TASK STATEMENT:
Report every line below that holds the word "Turn".

MATERIAL TO PROCESS:

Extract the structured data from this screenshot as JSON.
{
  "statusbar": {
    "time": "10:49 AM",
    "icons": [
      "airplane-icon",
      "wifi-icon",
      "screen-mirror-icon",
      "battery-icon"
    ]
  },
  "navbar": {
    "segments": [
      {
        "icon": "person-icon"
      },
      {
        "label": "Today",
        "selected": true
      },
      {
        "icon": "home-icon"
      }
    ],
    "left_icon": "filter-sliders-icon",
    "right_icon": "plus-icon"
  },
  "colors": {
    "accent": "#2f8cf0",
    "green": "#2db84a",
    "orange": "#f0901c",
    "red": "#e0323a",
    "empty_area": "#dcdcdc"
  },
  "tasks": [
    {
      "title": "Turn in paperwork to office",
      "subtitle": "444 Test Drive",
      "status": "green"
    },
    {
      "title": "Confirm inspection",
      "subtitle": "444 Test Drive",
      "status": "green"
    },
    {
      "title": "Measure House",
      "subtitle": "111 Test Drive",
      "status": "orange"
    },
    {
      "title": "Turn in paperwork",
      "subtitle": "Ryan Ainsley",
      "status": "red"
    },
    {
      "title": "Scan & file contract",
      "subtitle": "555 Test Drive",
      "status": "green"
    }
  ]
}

==

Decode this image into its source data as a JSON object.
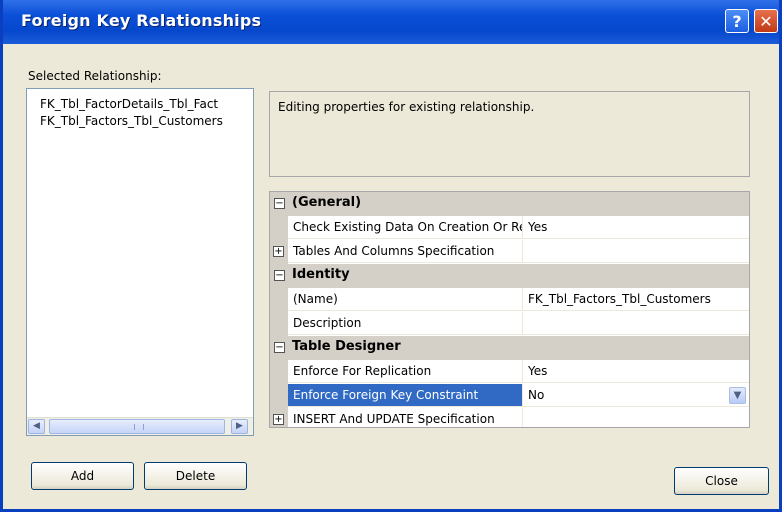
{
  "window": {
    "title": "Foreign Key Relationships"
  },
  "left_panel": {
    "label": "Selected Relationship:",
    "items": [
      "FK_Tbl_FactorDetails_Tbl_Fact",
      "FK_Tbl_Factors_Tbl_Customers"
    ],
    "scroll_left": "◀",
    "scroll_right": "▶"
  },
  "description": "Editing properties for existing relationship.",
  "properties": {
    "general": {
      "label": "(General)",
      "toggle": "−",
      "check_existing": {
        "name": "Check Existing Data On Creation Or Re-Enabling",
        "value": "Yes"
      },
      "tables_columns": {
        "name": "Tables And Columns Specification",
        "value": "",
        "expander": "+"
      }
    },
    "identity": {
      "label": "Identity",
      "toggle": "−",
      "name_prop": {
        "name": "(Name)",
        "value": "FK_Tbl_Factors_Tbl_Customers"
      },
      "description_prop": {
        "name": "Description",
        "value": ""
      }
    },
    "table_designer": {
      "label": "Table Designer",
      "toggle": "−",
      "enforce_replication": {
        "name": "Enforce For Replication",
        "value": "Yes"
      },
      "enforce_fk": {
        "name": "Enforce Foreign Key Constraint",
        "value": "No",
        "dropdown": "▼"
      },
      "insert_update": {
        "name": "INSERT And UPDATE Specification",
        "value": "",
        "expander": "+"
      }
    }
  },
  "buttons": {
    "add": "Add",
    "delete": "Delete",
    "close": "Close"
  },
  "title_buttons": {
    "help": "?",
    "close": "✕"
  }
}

CORRECT RESPONSE:
      "title": "Turn in paperwork to office",
      "title": "Turn in paperwork",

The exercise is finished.